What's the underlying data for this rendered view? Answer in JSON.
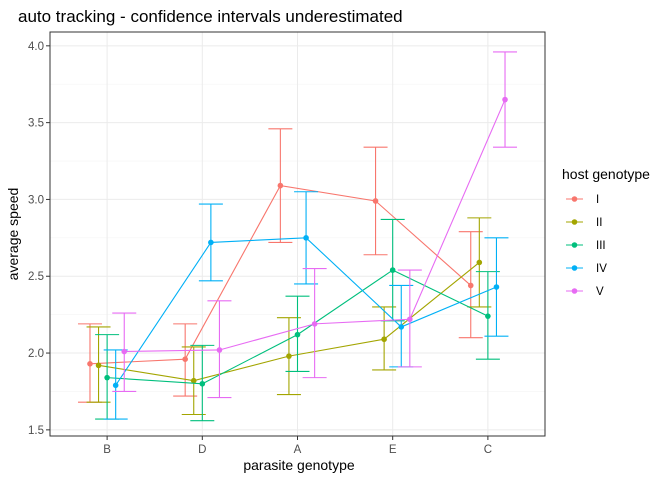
{
  "chart_data": {
    "type": "line",
    "title": "auto tracking - confidence intervals underestimated",
    "xlabel": "parasite genotype",
    "ylabel": "average speed",
    "categories": [
      "B",
      "D",
      "A",
      "E",
      "C"
    ],
    "ylim": [
      1.46,
      4.09
    ],
    "yticks": [
      "1.5",
      "2.0",
      "2.5",
      "3.0",
      "3.5",
      "4.0"
    ],
    "grid": true,
    "legend": {
      "title": "host genotype",
      "position": "right"
    },
    "series": [
      {
        "name": "I",
        "color": "#F8766D",
        "values": [
          1.93,
          1.96,
          3.09,
          2.99,
          2.44
        ],
        "lower": [
          1.68,
          1.72,
          2.72,
          2.64,
          2.1
        ],
        "upper": [
          2.19,
          2.19,
          3.46,
          3.34,
          2.79
        ]
      },
      {
        "name": "II",
        "color": "#A3A500",
        "values": [
          1.92,
          1.82,
          1.98,
          2.09,
          2.59
        ],
        "lower": [
          1.68,
          1.6,
          1.73,
          1.89,
          2.3
        ],
        "upper": [
          2.17,
          2.04,
          2.23,
          2.3,
          2.88
        ]
      },
      {
        "name": "III",
        "color": "#00BF7D",
        "values": [
          1.84,
          1.8,
          2.12,
          2.54,
          2.24
        ],
        "lower": [
          1.57,
          1.56,
          1.88,
          2.21,
          1.96
        ],
        "upper": [
          2.12,
          2.05,
          2.37,
          2.87,
          2.53
        ]
      },
      {
        "name": "IV",
        "color": "#00B0F6",
        "values": [
          1.79,
          2.72,
          2.75,
          2.17,
          2.43
        ],
        "lower": [
          1.57,
          2.47,
          2.45,
          1.91,
          2.11
        ],
        "upper": [
          2.02,
          2.97,
          3.05,
          2.44,
          2.75
        ]
      },
      {
        "name": "V",
        "color": "#E76BF3",
        "values": [
          2.01,
          2.02,
          2.19,
          2.22,
          3.65
        ],
        "lower": [
          1.75,
          1.71,
          1.84,
          1.91,
          3.34
        ],
        "upper": [
          2.26,
          2.34,
          2.55,
          2.54,
          3.96
        ]
      }
    ]
  }
}
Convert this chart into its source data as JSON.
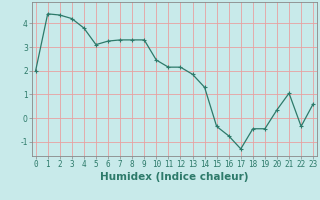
{
  "x": [
    0,
    1,
    2,
    3,
    4,
    5,
    6,
    7,
    8,
    9,
    10,
    11,
    12,
    13,
    14,
    15,
    16,
    17,
    18,
    19,
    20,
    21,
    22,
    23
  ],
  "y": [
    2.0,
    4.4,
    4.35,
    4.2,
    3.8,
    3.1,
    3.25,
    3.3,
    3.3,
    3.3,
    2.45,
    2.15,
    2.15,
    1.85,
    1.3,
    -0.35,
    -0.75,
    -1.3,
    -0.45,
    -0.45,
    0.35,
    1.05,
    -0.35,
    0.6
  ],
  "line_color": "#2d7a6a",
  "marker": "+",
  "marker_size": 3,
  "marker_linewidth": 0.8,
  "line_width": 0.9,
  "bg_color": "#c8eaea",
  "grid_color": "#e8a0a0",
  "xlabel": "Humidex (Indice chaleur)",
  "ylim": [
    -1.6,
    4.9
  ],
  "xlim": [
    -0.3,
    23.3
  ],
  "yticks": [
    -1,
    0,
    1,
    2,
    3,
    4
  ],
  "xticks": [
    0,
    1,
    2,
    3,
    4,
    5,
    6,
    7,
    8,
    9,
    10,
    11,
    12,
    13,
    14,
    15,
    16,
    17,
    18,
    19,
    20,
    21,
    22,
    23
  ],
  "xtick_labels": [
    "0",
    "1",
    "2",
    "3",
    "4",
    "5",
    "6",
    "7",
    "8",
    "9",
    "10",
    "11",
    "12",
    "13",
    "14",
    "15",
    "16",
    "17",
    "18",
    "19",
    "20",
    "21",
    "22",
    "23"
  ],
  "tick_fontsize": 5.5,
  "xlabel_fontsize": 7.5,
  "tick_color": "#2d7a6a",
  "axis_color": "#888888"
}
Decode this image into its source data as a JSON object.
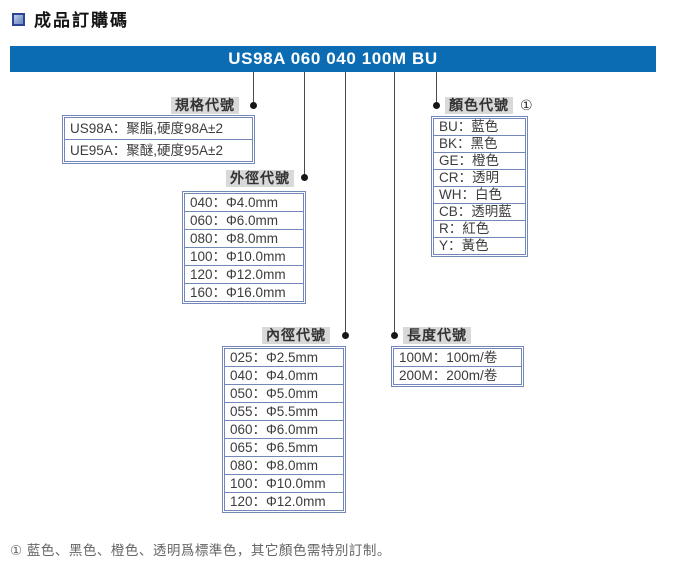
{
  "page": {
    "title": "成品訂購碼",
    "note": "① 藍色、黑色、橙色、透明爲標準色，其它顏色需特別訂制。"
  },
  "banner": {
    "code": "US98A 060 040 100M BU"
  },
  "groups": {
    "spec": {
      "label": "規格代號",
      "rows": [
        "US98A：聚脂,硬度98A±2",
        "UE95A：聚醚,硬度95A±2"
      ]
    },
    "outer_dia": {
      "label": "外徑代號",
      "rows": [
        "040：Φ4.0mm",
        "060：Φ6.0mm",
        "080：Φ8.0mm",
        "100：Φ10.0mm",
        "120：Φ12.0mm",
        "160：Φ16.0mm"
      ]
    },
    "color": {
      "label": "顏色代號",
      "superscript": "①",
      "rows": [
        "BU：藍色",
        "BK：黑色",
        "GE：橙色",
        "CR：透明",
        "WH：白色",
        "CB：透明藍",
        "R：紅色",
        "Y：黃色"
      ]
    },
    "inner_dia": {
      "label": "內徑代號",
      "rows": [
        "025：Φ2.5mm",
        "040：Φ4.0mm",
        "050：Φ5.0mm",
        "055：Φ5.5mm",
        "060：Φ6.0mm",
        "065：Φ6.5mm",
        "080：Φ8.0mm",
        "100：Φ10.0mm",
        "120：Φ12.0mm"
      ]
    },
    "length": {
      "label": "長度代號",
      "rows": [
        "100M：100m/卷",
        "200M：200m/卷"
      ]
    }
  },
  "colors": {
    "banner_blue": "#0b6cb4",
    "table_border": "#7388b8",
    "label_bg": "#d9d9d9",
    "line": "#4a4a4a"
  }
}
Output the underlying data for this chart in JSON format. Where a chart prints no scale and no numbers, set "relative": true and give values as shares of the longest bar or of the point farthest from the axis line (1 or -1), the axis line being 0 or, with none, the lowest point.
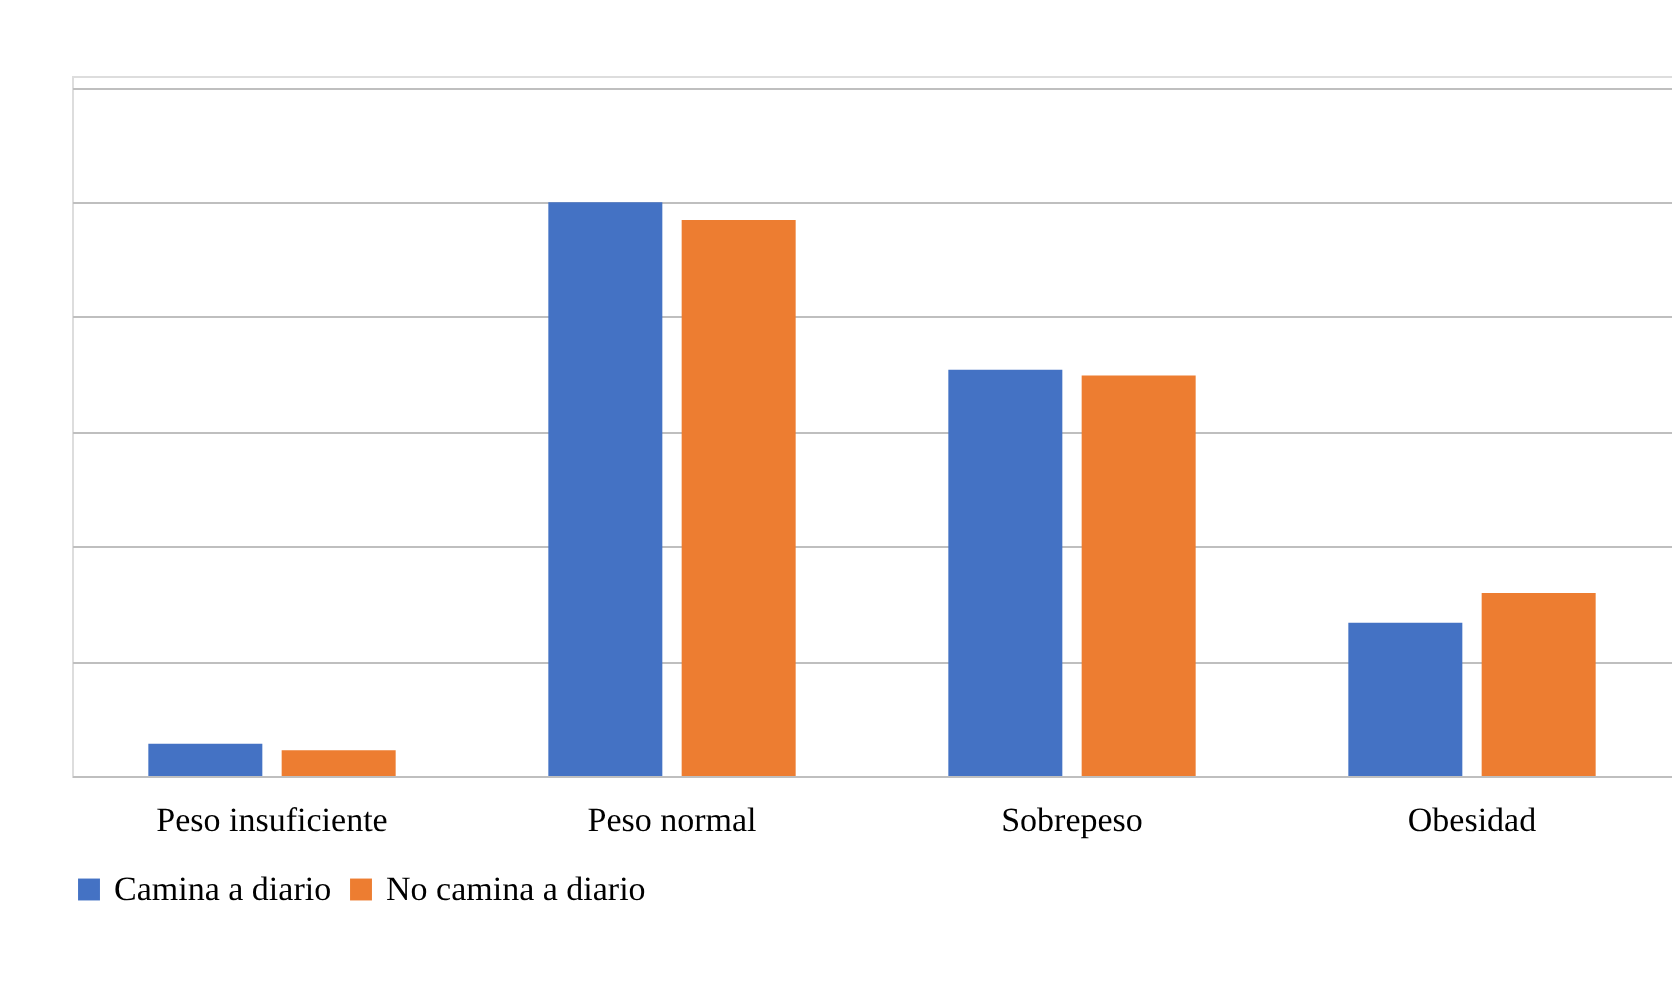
+---+
Filter the records, keeping only lines that contain "underlying", and show those lines.

#### EXPECTED ANSWER:
What's the underlying data for this rendered view? Answer in JSON.
Output the underlying data for this chart in JSON format. Where a chart prints no scale and no numbers, set "relative": true and give values as shares of the longest bar or of the point farthest from the axis line (1 or -1), the axis line being 0 or, with none, the lowest point.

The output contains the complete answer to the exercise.